Keep only those lines of the records that include the string "text".

═══ Recorded information ═══

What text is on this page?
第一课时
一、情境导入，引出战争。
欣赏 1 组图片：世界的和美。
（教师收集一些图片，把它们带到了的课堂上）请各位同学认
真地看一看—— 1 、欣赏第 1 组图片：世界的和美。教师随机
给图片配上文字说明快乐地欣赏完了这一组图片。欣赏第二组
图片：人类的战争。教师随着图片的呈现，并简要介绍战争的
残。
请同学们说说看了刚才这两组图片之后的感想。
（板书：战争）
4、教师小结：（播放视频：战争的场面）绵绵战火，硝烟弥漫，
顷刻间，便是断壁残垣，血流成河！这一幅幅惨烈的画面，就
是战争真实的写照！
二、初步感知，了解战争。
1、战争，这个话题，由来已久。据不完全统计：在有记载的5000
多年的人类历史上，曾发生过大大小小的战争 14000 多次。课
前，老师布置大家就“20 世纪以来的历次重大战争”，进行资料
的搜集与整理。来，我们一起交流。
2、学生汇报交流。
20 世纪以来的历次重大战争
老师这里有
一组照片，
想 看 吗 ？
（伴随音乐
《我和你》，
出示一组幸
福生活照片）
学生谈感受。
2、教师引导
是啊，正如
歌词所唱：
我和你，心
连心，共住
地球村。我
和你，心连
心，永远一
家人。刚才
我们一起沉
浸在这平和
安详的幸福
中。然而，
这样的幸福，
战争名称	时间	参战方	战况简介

═══
═══ Recorded information ═══

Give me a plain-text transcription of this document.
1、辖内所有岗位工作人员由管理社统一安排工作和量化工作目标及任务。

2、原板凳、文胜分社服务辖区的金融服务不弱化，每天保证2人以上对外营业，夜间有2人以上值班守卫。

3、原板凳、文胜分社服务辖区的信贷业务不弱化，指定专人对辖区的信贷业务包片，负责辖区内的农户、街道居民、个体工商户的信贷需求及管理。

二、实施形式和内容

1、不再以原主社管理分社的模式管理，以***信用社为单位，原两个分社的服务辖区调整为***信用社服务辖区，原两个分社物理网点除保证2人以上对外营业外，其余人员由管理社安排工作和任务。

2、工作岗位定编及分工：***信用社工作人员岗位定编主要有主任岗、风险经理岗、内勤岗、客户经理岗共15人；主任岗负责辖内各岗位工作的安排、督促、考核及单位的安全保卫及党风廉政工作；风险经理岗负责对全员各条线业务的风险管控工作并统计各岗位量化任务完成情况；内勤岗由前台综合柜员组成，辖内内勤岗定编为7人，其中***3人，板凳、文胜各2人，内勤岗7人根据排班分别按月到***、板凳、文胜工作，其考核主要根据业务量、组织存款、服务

═══

▶ _Exercise response_:
What text is on this page?
Give me a plain-text transcription of this document.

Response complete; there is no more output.